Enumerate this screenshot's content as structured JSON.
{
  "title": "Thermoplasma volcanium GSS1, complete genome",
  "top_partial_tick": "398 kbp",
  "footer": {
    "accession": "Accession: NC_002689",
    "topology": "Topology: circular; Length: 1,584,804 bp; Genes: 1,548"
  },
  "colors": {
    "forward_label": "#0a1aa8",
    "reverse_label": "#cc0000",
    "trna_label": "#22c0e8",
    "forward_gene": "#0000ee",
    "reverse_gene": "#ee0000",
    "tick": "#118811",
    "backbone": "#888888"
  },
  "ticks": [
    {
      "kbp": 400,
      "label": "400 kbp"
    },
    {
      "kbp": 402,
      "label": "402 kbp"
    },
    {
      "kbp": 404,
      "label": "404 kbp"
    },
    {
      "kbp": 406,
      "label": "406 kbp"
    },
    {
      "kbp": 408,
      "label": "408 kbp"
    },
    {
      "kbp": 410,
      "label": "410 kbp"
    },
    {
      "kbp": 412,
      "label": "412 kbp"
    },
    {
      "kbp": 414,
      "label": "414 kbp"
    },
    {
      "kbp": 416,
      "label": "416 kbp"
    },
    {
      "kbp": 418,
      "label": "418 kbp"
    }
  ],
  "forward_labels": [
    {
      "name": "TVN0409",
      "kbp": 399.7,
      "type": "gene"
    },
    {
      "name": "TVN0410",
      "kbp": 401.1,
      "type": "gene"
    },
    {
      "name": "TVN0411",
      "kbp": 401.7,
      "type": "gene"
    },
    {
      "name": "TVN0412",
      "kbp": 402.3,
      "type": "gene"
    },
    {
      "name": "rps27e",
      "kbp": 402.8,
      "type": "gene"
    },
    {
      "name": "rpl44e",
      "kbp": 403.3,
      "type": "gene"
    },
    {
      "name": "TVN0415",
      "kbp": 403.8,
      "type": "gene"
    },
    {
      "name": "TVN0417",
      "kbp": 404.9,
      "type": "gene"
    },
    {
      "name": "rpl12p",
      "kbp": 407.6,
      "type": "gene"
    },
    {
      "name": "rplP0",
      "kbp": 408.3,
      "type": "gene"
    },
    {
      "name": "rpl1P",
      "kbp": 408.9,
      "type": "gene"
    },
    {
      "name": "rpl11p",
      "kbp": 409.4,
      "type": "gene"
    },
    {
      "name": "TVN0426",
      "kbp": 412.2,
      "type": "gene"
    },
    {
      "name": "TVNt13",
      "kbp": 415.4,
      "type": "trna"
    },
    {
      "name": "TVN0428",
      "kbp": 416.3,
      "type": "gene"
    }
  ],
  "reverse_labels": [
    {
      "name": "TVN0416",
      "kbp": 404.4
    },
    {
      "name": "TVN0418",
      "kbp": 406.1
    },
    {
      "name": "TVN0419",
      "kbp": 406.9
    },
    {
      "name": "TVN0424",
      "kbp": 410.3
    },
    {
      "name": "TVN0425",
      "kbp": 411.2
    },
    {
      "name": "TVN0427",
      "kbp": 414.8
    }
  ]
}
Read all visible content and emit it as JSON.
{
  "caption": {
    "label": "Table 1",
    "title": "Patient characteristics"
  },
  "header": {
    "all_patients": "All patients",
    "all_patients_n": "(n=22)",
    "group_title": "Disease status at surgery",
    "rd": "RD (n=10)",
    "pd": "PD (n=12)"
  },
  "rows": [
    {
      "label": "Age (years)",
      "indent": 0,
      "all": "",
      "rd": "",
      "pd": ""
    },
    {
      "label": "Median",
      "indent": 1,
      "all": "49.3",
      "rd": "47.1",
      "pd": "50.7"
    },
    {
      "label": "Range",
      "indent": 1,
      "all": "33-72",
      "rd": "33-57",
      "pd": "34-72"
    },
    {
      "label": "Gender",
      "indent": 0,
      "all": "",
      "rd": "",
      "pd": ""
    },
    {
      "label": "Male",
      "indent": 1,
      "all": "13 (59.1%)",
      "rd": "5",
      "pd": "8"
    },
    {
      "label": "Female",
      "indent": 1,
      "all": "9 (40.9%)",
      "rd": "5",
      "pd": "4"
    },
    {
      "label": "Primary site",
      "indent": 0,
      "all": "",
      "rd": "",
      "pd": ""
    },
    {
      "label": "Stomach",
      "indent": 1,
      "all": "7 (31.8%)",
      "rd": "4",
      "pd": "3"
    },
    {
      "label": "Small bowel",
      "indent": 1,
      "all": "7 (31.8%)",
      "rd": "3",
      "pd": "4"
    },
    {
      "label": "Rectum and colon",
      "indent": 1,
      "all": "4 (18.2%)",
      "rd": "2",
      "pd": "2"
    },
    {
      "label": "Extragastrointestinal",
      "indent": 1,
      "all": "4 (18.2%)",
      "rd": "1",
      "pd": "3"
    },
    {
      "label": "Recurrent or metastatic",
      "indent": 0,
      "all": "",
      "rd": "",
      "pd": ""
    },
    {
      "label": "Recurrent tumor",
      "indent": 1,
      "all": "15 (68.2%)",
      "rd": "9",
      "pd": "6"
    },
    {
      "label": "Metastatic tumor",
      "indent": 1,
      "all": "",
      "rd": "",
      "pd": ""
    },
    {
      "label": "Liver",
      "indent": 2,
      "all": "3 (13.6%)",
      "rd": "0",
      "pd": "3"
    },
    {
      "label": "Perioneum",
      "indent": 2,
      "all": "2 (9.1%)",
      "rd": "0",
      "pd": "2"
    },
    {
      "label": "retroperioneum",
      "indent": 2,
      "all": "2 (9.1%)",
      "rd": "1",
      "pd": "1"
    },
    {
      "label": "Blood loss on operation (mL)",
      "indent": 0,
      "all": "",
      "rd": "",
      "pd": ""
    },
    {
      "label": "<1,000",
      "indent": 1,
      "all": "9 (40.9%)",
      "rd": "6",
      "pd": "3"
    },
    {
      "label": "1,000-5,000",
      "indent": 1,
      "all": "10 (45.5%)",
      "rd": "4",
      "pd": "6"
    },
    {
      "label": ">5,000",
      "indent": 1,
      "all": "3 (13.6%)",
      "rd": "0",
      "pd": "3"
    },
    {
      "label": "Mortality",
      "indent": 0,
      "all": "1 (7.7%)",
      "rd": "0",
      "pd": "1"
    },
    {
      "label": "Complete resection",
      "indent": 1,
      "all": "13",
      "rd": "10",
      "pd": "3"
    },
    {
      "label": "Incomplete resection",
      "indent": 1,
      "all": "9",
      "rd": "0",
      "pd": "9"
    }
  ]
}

-=-=-

#### [Task description]
The records are above. How many lines in them contain the word "content"? Give the number alone.

#### [Response below]
2